>> START RECORDS SHOWN
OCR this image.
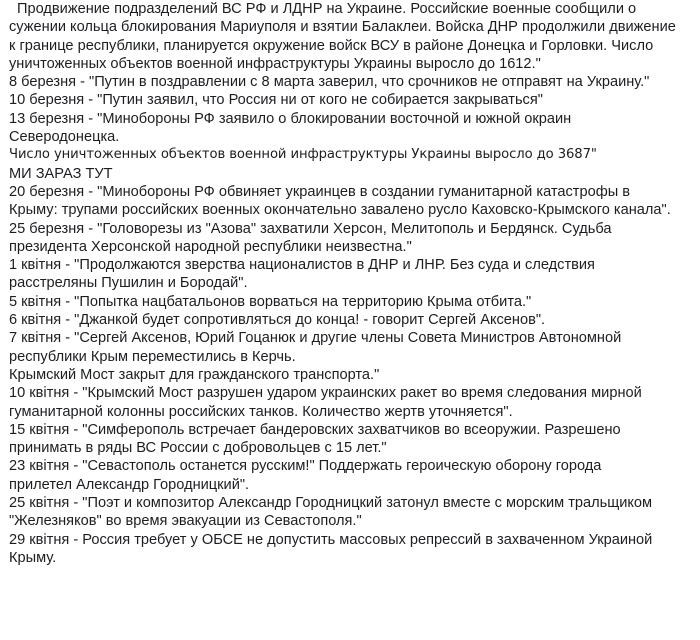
Продвижение подразделений ВС РФ и ЛДНР на Украине. Российские военные сообщили о
сужении кольца блокирования Мариуполя и взятии Балаклеи. Войска ДНР продолжили движение
к границе республики, планируется окружение войск ВСУ в районе Донецка и Горловки. Число
уничтоженных объектов военной инфраструктуры Украины выросло до 1612."
8 березня - "Путин в поздравлении с 8 марта заверил, что срочников не отправят на Украину."
10 березня - "Путин заявил, что Россия ни от кого не собирается закрываться"
13 березня - "Минобороны РФ заявило о блокировании восточной и южной окраин
Северодонецка.
Число уничтоженных объектов военной инфраструктуры Украины выросло до 3687"
МИ ЗАРАЗ ТУТ
20 березня - "Минобороны РФ обвиняет украинцев в создании гуманитарной катастрофы в
Крыму: трупами российских военных окончательно завалено русло Каховско-Крымского канала".
25 березня - "Головорезы из "Азова" захватили Херсон, Мелитополь и Бердянск. Судьба
президента Херсонской народной республики неизвестна."
1 квітня - "Продолжаются зверства националистов в ДНР и ЛНР. Без суда и следствия
расстреляны Пушилин и Бородай".
5 квітня - "Попытка нацбатальонов ворваться на территорию Крыма отбита."
6 квітня - "Джанкой будет сопротивляться до конца! - говорит Сергей Аксенов".
7 квітня - "Сергей Аксенов, Юрий Гоцанюк и другие члены Совета Министров Автономной
республики Крым переместились в Керчь.
Крымский Мост закрыт для гражданского транспорта."
10 квітня - "Крымский Мост разрушен ударом украинских ракет во время следования мирной
гуманитарной колонны российских танков. Количество жертв уточняется".
15 квітня - "Симферополь встречает бандеровских захватчиков во всеоружии. Разрешено
принимать в ряды ВС России с добровольцев с 15 лет."
23 квітня - "Севастополь останется русским!" Поддержать героическую оборону города
прилетел Александр Городницкий".
25 квітня - "Поэт и композитор Александр Городницкий затонул вместе с морским тральщиком
"Железняков" во время эвакуации из Севастополя."
29 квітня - Россия требует у ОБСЕ не допустить массовых репрессий в захваченном Украиной
Крыму.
>> END RECORDS SHOWN
§ **SET EXERCISE**:
Find the lines holding "российских" and list every one.

§ **OUTPUT OF THE TASK**:
Крыму: трупами российских военных окончательно завалено русло Каховско-Крымского канала".
гуманитарной колонны российских танков. Количество жертв уточняется".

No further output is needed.